* _Dataset items_:
-*-*-

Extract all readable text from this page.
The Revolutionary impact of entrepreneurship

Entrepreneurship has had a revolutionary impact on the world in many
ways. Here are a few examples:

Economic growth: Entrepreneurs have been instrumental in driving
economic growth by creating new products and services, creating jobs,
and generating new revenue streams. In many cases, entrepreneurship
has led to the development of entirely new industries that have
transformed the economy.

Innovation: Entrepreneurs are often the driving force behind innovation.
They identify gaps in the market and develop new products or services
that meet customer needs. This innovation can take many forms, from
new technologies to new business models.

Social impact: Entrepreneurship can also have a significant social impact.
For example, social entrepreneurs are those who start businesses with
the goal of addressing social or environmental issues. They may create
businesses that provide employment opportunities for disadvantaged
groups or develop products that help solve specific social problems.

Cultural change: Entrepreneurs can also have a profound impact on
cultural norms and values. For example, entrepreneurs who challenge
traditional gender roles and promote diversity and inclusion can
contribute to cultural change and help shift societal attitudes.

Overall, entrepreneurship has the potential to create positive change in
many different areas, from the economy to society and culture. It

-*-*-

* _TO BE DONE_: The listing above must be transcribed exactly, line by line.

* _FULL RESPONSE_:
Extract all readable text from this page.
The Revolutionary impact of entrepreneurship

Entrepreneurship has had a revolutionary impact on the world in many
ways. Here are a few examples:

Economic growth: Entrepreneurs have been instrumental in driving
economic growth by creating new products and services, creating jobs,
and generating new revenue streams. In many cases, entrepreneurship
has led to the development of entirely new industries that have
transformed the economy.

Innovation: Entrepreneurs are often the driving force behind innovation.
They identify gaps in the market and develop new products or services
that meet customer needs. This innovation can take many forms, from
new technologies to new business models.

Social impact: Entrepreneurship can also have a significant social impact.
For example, social entrepreneurs are those who start businesses with
the goal of addressing social or environmental issues. They may create
businesses that provide employment opportunities for disadvantaged
groups or develop products that help solve specific social problems.

Cultural change: Entrepreneurs can also have a profound impact on
cultural norms and values. For example, entrepreneurs who challenge
traditional gender roles and promote diversity and inclusion can
contribute to cultural change and help shift societal attitudes.

Overall, entrepreneurship has the potential to create positive change in
many different areas, from the economy to society and culture. It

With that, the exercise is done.